# SHORT TASK
In the entries below, find the lines with the word "that" and copy them.

BEGIN

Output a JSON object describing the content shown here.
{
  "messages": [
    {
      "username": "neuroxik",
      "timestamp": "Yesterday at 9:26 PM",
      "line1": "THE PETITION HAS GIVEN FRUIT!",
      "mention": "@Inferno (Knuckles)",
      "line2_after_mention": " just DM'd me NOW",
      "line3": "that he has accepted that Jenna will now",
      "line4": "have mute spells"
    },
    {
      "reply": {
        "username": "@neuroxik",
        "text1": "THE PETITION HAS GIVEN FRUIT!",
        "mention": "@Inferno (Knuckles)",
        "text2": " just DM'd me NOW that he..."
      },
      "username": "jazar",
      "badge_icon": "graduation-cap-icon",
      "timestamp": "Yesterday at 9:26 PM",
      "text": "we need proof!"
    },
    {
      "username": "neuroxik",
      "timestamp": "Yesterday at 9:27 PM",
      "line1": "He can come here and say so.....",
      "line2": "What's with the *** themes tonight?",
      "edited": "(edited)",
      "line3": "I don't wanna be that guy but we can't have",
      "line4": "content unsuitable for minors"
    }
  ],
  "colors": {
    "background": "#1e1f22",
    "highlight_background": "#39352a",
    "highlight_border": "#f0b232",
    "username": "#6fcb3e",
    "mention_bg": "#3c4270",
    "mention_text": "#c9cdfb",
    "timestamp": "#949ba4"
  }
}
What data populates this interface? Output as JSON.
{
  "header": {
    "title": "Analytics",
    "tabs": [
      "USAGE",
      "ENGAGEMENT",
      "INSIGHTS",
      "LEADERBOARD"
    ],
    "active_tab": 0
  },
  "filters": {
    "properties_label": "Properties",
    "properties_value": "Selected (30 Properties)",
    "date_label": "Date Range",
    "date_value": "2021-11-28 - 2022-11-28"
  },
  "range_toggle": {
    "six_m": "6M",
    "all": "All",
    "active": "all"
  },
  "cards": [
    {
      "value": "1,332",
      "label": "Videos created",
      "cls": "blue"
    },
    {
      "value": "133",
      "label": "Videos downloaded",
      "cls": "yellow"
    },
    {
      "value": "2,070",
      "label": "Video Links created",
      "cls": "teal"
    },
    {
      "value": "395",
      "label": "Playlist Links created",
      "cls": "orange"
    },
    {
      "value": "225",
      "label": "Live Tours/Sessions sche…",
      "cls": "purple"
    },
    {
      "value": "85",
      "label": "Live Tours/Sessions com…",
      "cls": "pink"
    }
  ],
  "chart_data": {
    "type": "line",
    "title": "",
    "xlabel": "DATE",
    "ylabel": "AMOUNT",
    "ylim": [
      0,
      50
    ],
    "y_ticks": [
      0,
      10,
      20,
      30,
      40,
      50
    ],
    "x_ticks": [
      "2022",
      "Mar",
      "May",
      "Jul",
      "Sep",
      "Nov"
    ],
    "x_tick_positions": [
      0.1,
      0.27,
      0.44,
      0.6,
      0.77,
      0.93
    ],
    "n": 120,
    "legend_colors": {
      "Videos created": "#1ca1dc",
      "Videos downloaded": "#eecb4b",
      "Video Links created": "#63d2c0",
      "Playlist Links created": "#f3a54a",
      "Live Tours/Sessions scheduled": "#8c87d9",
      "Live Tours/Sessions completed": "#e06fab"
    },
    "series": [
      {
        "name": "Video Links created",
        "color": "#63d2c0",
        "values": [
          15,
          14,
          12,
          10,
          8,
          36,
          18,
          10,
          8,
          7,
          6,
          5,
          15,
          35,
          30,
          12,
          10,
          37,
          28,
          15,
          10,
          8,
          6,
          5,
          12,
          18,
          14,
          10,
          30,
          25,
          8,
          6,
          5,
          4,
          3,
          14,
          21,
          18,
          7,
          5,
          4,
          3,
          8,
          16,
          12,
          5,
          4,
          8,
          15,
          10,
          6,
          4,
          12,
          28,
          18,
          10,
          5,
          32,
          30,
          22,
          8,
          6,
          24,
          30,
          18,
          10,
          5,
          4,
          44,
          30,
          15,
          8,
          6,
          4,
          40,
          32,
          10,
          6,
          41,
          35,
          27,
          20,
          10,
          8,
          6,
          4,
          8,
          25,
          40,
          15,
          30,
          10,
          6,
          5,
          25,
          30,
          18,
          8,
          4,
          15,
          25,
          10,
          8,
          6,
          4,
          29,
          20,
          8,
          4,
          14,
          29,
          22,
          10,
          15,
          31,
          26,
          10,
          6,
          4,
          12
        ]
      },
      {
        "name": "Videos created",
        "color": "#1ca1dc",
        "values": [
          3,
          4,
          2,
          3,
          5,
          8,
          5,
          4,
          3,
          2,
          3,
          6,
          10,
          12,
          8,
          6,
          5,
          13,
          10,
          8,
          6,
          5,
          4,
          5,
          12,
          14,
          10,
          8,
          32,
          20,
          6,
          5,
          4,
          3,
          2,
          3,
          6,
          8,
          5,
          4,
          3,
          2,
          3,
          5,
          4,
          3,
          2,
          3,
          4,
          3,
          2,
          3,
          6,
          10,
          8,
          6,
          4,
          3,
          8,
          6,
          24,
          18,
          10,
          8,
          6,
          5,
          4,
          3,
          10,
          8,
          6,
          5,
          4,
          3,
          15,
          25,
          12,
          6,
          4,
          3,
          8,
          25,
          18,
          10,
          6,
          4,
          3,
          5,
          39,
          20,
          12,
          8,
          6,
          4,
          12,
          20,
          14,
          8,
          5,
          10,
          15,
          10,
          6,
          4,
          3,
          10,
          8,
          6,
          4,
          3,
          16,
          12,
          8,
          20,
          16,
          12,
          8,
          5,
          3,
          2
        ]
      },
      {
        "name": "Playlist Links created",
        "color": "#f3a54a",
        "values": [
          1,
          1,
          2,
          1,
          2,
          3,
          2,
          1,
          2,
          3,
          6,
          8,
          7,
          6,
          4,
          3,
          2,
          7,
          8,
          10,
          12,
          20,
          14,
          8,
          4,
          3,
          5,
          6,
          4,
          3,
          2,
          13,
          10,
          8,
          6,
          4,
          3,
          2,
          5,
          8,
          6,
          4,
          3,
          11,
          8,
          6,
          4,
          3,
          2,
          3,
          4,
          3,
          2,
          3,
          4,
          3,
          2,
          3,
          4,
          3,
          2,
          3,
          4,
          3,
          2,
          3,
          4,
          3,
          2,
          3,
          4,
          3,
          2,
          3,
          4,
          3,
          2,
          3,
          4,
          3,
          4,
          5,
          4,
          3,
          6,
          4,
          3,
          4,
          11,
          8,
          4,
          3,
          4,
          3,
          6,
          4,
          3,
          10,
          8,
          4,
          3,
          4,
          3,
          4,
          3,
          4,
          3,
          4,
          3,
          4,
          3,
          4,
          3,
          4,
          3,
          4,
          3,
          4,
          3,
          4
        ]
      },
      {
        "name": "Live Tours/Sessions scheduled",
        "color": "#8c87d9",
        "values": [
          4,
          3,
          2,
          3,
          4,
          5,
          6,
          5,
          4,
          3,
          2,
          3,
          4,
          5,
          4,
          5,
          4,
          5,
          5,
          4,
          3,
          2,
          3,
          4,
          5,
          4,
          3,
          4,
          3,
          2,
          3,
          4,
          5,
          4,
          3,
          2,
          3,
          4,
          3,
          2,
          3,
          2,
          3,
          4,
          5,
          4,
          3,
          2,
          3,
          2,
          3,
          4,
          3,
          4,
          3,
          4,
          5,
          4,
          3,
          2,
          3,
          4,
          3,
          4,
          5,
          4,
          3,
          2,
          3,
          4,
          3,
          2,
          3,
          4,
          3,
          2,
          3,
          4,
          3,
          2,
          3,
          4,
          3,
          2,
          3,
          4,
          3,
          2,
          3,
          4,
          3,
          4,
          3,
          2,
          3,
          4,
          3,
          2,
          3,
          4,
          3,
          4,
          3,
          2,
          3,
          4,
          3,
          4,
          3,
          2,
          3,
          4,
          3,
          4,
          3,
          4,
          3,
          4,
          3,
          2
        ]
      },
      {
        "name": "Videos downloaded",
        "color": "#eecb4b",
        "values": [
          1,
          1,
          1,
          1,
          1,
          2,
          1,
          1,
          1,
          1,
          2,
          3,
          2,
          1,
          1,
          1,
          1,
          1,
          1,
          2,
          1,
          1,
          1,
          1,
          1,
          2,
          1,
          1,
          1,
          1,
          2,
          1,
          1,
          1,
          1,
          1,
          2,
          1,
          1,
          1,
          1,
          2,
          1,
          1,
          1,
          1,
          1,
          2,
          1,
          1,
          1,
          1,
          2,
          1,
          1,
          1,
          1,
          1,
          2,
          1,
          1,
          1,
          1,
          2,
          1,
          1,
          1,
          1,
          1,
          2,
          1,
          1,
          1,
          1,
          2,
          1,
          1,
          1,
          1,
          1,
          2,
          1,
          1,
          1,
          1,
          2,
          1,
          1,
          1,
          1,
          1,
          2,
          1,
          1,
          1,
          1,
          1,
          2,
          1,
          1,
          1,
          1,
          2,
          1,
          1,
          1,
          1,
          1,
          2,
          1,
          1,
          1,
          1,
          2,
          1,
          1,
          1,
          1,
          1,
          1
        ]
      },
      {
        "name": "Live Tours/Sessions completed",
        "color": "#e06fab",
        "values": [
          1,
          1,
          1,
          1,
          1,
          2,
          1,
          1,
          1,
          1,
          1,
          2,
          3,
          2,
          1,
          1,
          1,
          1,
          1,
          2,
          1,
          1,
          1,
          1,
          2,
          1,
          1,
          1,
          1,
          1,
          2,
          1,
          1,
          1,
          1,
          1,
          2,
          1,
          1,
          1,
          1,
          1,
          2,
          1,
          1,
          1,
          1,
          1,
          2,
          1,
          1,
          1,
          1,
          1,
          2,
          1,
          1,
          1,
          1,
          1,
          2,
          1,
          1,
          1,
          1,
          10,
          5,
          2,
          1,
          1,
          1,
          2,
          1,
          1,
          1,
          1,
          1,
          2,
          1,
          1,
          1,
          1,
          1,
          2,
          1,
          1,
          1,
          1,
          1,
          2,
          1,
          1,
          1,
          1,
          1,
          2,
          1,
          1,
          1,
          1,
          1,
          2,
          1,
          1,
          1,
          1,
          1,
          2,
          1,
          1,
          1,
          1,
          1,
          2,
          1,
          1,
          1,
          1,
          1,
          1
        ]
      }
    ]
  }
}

END

# RESULT FOR THIS TASK
      "line3": "that he has accepted that Jenna will now",
        "text2": " just DM'd me NOW that he..."
      "line3": "I don't wanna be that guy but we can't have",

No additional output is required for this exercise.